— Start Records provided —

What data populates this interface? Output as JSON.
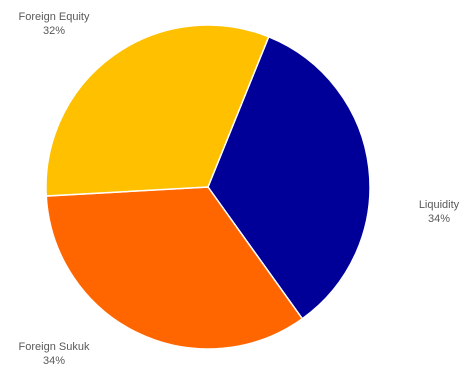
{
  "chart_data": {
    "type": "pie",
    "title": "",
    "slices": [
      {
        "name": "Liquidity",
        "value": 34,
        "value_label": "34%",
        "color": "#000099"
      },
      {
        "name": "Foreign Sukuk",
        "value": 34,
        "value_label": "34%",
        "color": "#FF6600"
      },
      {
        "name": "Foreign Equity",
        "value": 32,
        "value_label": "32%",
        "color": "#FFC000"
      }
    ],
    "start_angle_deg": 22,
    "direction": "clockwise",
    "legend": "none",
    "data_labels": "outside"
  }
}
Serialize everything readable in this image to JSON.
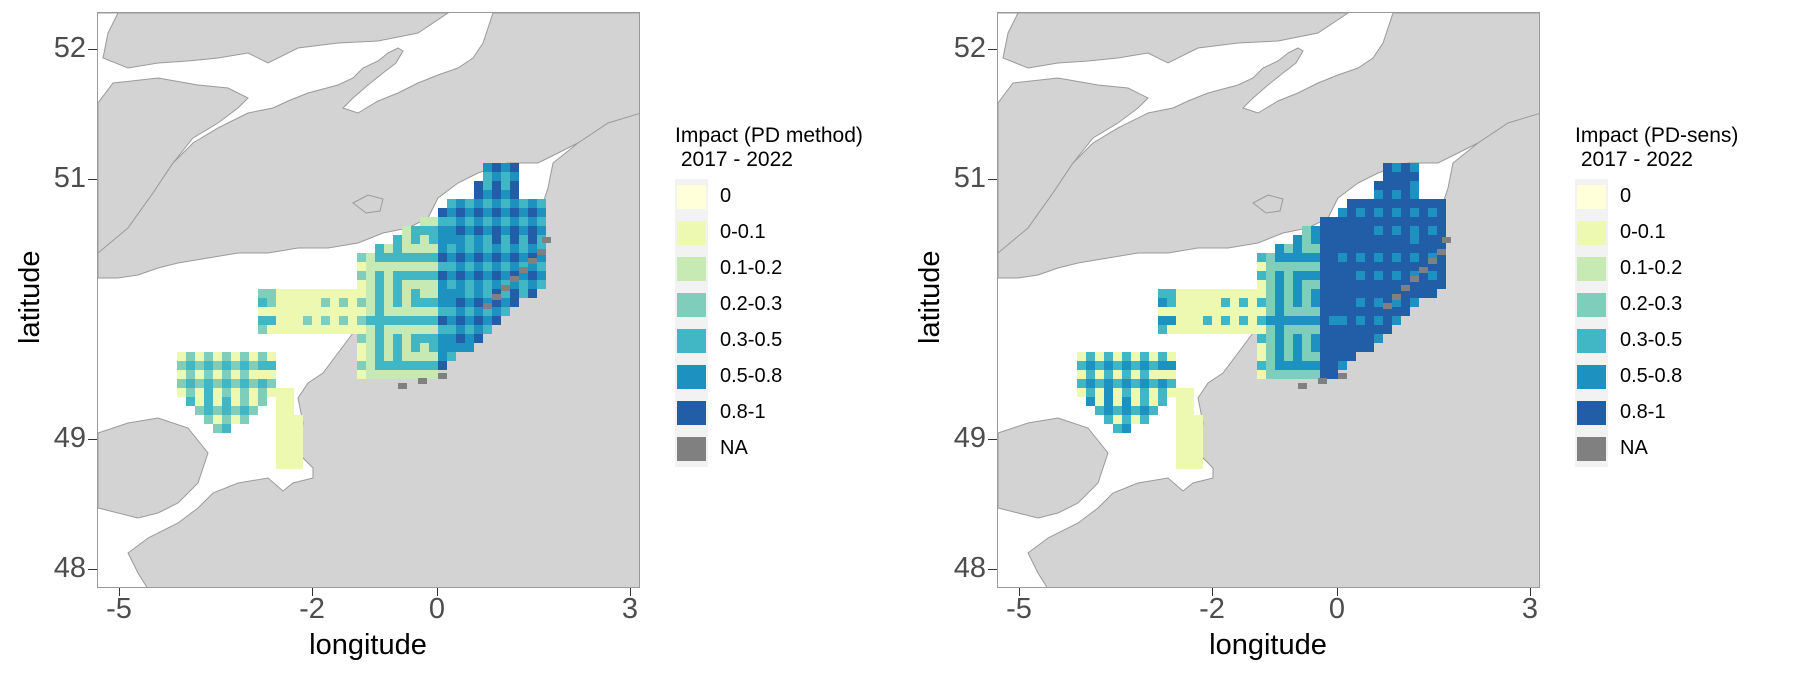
{
  "maps": [
    {
      "id": "pd-method",
      "legend_title_line1": "Impact (PD method)",
      "legend_title_line2": " 2017 - 2022",
      "variant": "method"
    },
    {
      "id": "pd-sens",
      "legend_title_line1": "Impact (PD-sens)",
      "legend_title_line2": " 2017 - 2022",
      "variant": "sens"
    }
  ],
  "axes": {
    "x_title": "longitude",
    "y_title": "latitude",
    "x_ticks": [
      "-5",
      "-2",
      "0",
      "3"
    ],
    "y_ticks": [
      "52",
      "51",
      "49",
      "48"
    ]
  },
  "legend": {
    "classes": [
      {
        "label": "0",
        "color": "#ffffd9"
      },
      {
        "label": "0-0.1",
        "color": "#edf8b1"
      },
      {
        "label": "0.1-0.2",
        "color": "#c7e9b4"
      },
      {
        "label": "0.2-0.3",
        "color": "#7fcdbb"
      },
      {
        "label": "0.3-0.5",
        "color": "#41b6c4"
      },
      {
        "label": "0.5-0.8",
        "color": "#1d91c0"
      },
      {
        "label": "0.8-1",
        "color": "#225ea8"
      },
      {
        "label": "NA",
        "color": "#808080"
      }
    ]
  },
  "colors": {
    "land": "#d3d3d3",
    "coast": "#9a9a9a",
    "sea": "#ffffff",
    "na": "#808080"
  }
}
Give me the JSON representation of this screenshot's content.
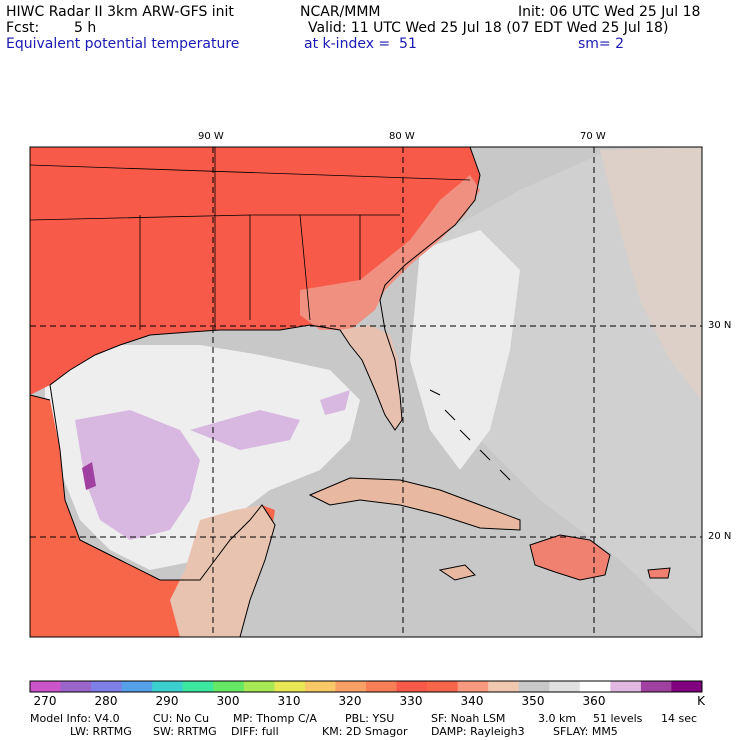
{
  "header": {
    "title": "HIWC Radar II 3km ARW-GFS init",
    "org": "NCAR/MMM",
    "init": "Init: 06 UTC Wed 25 Jul 18",
    "fcst_label": "Fcst:",
    "fcst_value": "5 h",
    "valid": "Valid: 11 UTC Wed 25 Jul 18 (07 EDT Wed 25 Jul 18)",
    "field": "Equivalent potential temperature",
    "level": "at k-index =  51",
    "smoothing": "sm= 2"
  },
  "map": {
    "lon_labels": [
      "90 W",
      "80 W",
      "70 W"
    ],
    "lat_labels": [
      "30 N",
      "20 N"
    ]
  },
  "colorbar": {
    "tick_labels": [
      "270",
      "280",
      "290",
      "300",
      "310",
      "320",
      "330",
      "340",
      "350",
      "360"
    ],
    "unit": "K",
    "colors": [
      "#cc55cc",
      "#9a66cc",
      "#7f7fe8",
      "#55a0e8",
      "#3ccfcf",
      "#3ce8a0",
      "#66e866",
      "#a8e855",
      "#e8e855",
      "#f8c866",
      "#f8a066",
      "#f87f55",
      "#f85a4a",
      "#f8664a",
      "#f89a80",
      "#f0c8b0",
      "#c8c8c8",
      "#e0e0e0",
      "#ffffff",
      "#e0b8e0",
      "#a040a0",
      "#800080"
    ]
  },
  "footer": {
    "line1": [
      "Model Info: V4.0",
      "CU: No Cu",
      "MP: Thomp C/A",
      "PBL: YSU",
      "SF: Noah LSM",
      "3.0 km",
      "51 levels",
      "14 sec"
    ],
    "line2": [
      "LW: RRTMG",
      "SW: RRTMG",
      "DIFF: full",
      "KM: 2D Smagor",
      "DAMP: Rayleigh3",
      "SFLAY: MM5"
    ]
  }
}
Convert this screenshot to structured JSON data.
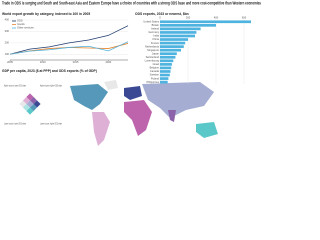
{
  "headline": "Trade in ODS is surging and South and South-east Asia and Eastern Europe have a choice of countries with a strong ODS base and more cost-competitive than Western economies",
  "chart_data": [
    {
      "type": "line",
      "title": "World export growth by category, indexed to 100 in 2005",
      "x": [
        2005,
        2008,
        2011,
        2014,
        2017,
        2020,
        2023
      ],
      "xlim": [
        2005,
        2023
      ],
      "xticks": [
        2005,
        2010,
        2015,
        2020
      ],
      "ylim": [
        50,
        400
      ],
      "yticks": [
        100,
        200,
        300,
        400
      ],
      "grid": true,
      "series": [
        {
          "name": "ODS",
          "color": "#1f3a6e",
          "values": [
            100,
            145,
            165,
            200,
            225,
            265,
            350
          ]
        },
        {
          "name": "Goods",
          "color": "#e9852c",
          "values": [
            100,
            130,
            150,
            160,
            155,
            150,
            195
          ]
        },
        {
          "name": "Other services",
          "color": "#4fb3e0",
          "values": [
            100,
            128,
            140,
            160,
            170,
            130,
            210
          ]
        }
      ]
    },
    {
      "type": "hbar",
      "title": "ODS exports, 2023 or nearest, $bn",
      "color": "#4fb3e0",
      "categories": [
        "United States",
        "Britain",
        "Ireland",
        "Germany",
        "India",
        "China",
        "France",
        "Netherlands",
        "Singapore",
        "Japan",
        "Switzerland",
        "Luxembourg",
        "Israel",
        "Belgium",
        "Canada",
        "Sweden",
        "Poland",
        "Philippines"
      ],
      "values": [
        650,
        400,
        290,
        260,
        250,
        200,
        180,
        170,
        150,
        120,
        110,
        95,
        85,
        80,
        75,
        70,
        60,
        55
      ],
      "xlim": [
        0,
        700
      ],
      "xticks": [
        0,
        200,
        400,
        600
      ],
      "grid": true
    },
    {
      "type": "map",
      "title": "GDP per capita, 2023 ($ at PPP) and ODS exports (% of GDP)",
      "legend": {
        "colors": [
          "#e8e8e8",
          "#ace4e4",
          "#5ac8c8",
          "#dfb0d6",
          "#a5add3",
          "#5698b9",
          "#be64ac",
          "#8c62aa",
          "#3b4994"
        ],
        "labels": [
          "Higher income, lower ODS share",
          "Higher income, higher ODS share",
          "Lower income, lower ODS share",
          "Lower income, higher ODS share"
        ]
      }
    }
  ]
}
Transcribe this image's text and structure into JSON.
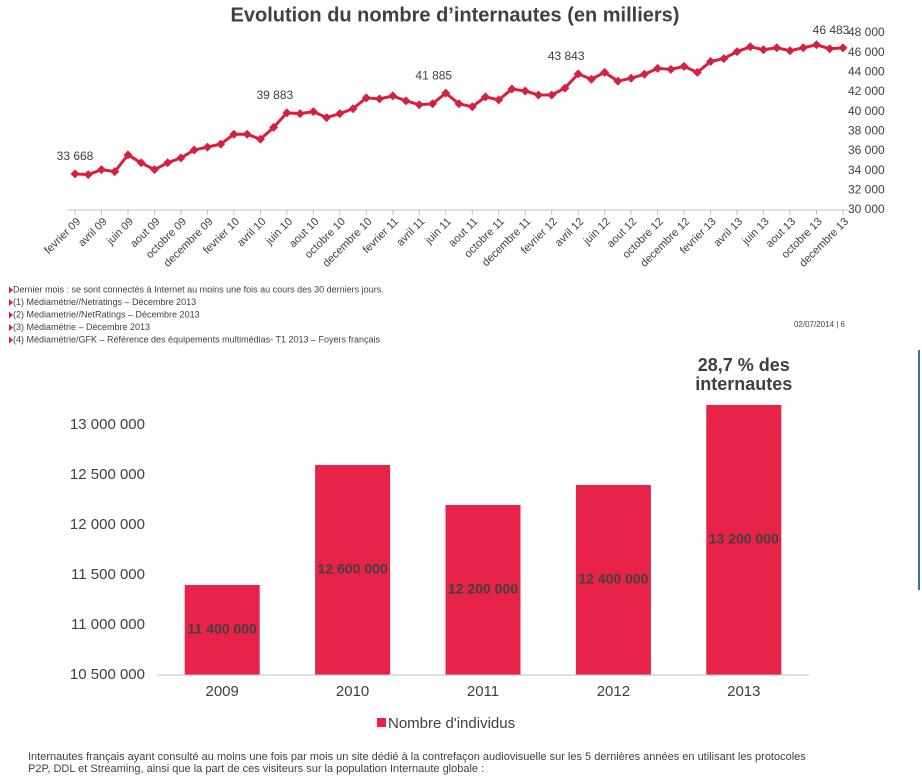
{
  "chart_data": [
    {
      "type": "line",
      "title": "Evolution du nombre d’internautes (en milliers)",
      "color": "#d6203f",
      "categories": [
        "fevrier 09",
        null,
        "avril 09",
        null,
        "juin 09",
        null,
        "aout 09",
        null,
        "octobre 09",
        null,
        "decembre 09",
        null,
        "fevrier 10",
        null,
        "avril 10",
        null,
        "juin 10",
        null,
        "aout 10",
        null,
        "octobre 10",
        null,
        "decembre 10",
        null,
        "fevrier 11",
        null,
        "avril 11",
        null,
        "juin 11",
        null,
        "aout 11",
        null,
        "octobre 11",
        null,
        "decembre 11",
        null,
        "fevrier 12",
        null,
        "avril 12",
        null,
        "juin 12",
        null,
        "aout 12",
        null,
        "octobre 12",
        null,
        "decembre 12",
        null,
        "fevrier 13",
        null,
        "avril 13",
        null,
        "juin 13",
        null,
        "aout 13",
        null,
        "octobre 13",
        null,
        "decembre 13"
      ],
      "values": [
        33668,
        33600,
        34100,
        33900,
        35600,
        34800,
        34100,
        34800,
        35300,
        36100,
        36400,
        36700,
        37700,
        37700,
        37200,
        38400,
        39883,
        39800,
        40000,
        39400,
        39800,
        40300,
        41400,
        41300,
        41600,
        41100,
        40700,
        40800,
        41885,
        40800,
        40500,
        41500,
        41200,
        42300,
        42100,
        41700,
        41700,
        42400,
        43843,
        43300,
        44000,
        43100,
        43400,
        43800,
        44400,
        44300,
        44600,
        44000,
        45100,
        45400,
        46100,
        46600,
        46300,
        46500,
        46200,
        46500,
        46800,
        46400,
        46483
      ],
      "value_labels": [
        "33 668",
        null,
        null,
        null,
        null,
        null,
        null,
        null,
        null,
        null,
        null,
        null,
        null,
        null,
        null,
        null,
        "39 883",
        null,
        null,
        null,
        null,
        null,
        null,
        null,
        null,
        null,
        null,
        null,
        "41 885",
        null,
        null,
        null,
        null,
        null,
        null,
        null,
        null,
        null,
        "43 843",
        null,
        null,
        null,
        null,
        null,
        null,
        null,
        null,
        null,
        null,
        null,
        null,
        null,
        null,
        null,
        null,
        null,
        null,
        null,
        "46 483"
      ],
      "ylim": [
        30000,
        48000
      ],
      "yticks": [
        {
          "value": 30000,
          "label": "30 000"
        },
        {
          "value": 32000,
          "label": "32 000"
        },
        {
          "value": 34000,
          "label": "34 000"
        },
        {
          "value": 36000,
          "label": "36 000"
        },
        {
          "value": 38000,
          "label": "38 000"
        },
        {
          "value": 40000,
          "label": "40 000"
        },
        {
          "value": 42000,
          "label": "42 000"
        },
        {
          "value": 44000,
          "label": "44 000"
        },
        {
          "value": 46000,
          "label": "46 000"
        },
        {
          "value": 48000,
          "label": "48 000"
        }
      ],
      "notes": [
        "Dernier mois : se sont connectés à Internet au moins une fois au cours des 30 derniers jours.",
        "(1) Médiamétrie//Netratings – Décembre 2013",
        "(2) Mediametrie//NetRatings – Décembre 2013",
        "(3) Médiamétrie – Décembre 2013",
        "(4) Médiamétrie/GFK – Référence des équipements multimédias- T1 2013 – Foyers français"
      ],
      "page_info": "02/07/2014  |  6"
    },
    {
      "type": "bar",
      "categories": [
        "2009",
        "2010",
        "2011",
        "2012",
        "2013"
      ],
      "series": [
        {
          "name": "Nombre d'individus",
          "color": "#e8234a",
          "values": [
            11400000,
            12600000,
            12200000,
            12400000,
            13200000
          ],
          "value_labels": [
            "11 400 000",
            "12 600 000",
            "12 200 000",
            "12 400 000",
            "13 200 000"
          ]
        }
      ],
      "annotation": [
        "28,7 % des",
        "internautes"
      ],
      "ylim": [
        10500000,
        13500000
      ],
      "yticks": [
        {
          "value": 10500000,
          "label": "10 500 000"
        },
        {
          "value": 11000000,
          "label": "11 000 000"
        },
        {
          "value": 11500000,
          "label": "11 500 000"
        },
        {
          "value": 12000000,
          "label": "12 000 000"
        },
        {
          "value": 12500000,
          "label": "12 500 000"
        },
        {
          "value": 13000000,
          "label": "13 000 000"
        }
      ],
      "caption": [
        "Internautes français ayant consulté au moins une fois par mois un site dédié à la contrefaçon audiovisuelle sur les 5 dernières années en utilisant les protocoles",
        "P2P, DDL et Streaming, ainsi que la part de ces visiteurs sur la population Internaute globale :"
      ]
    }
  ]
}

— End Records provided —

» **Work required**
Tell how many lines of the records above hold the string "init". Give no other text.

» **Completed exercise**
2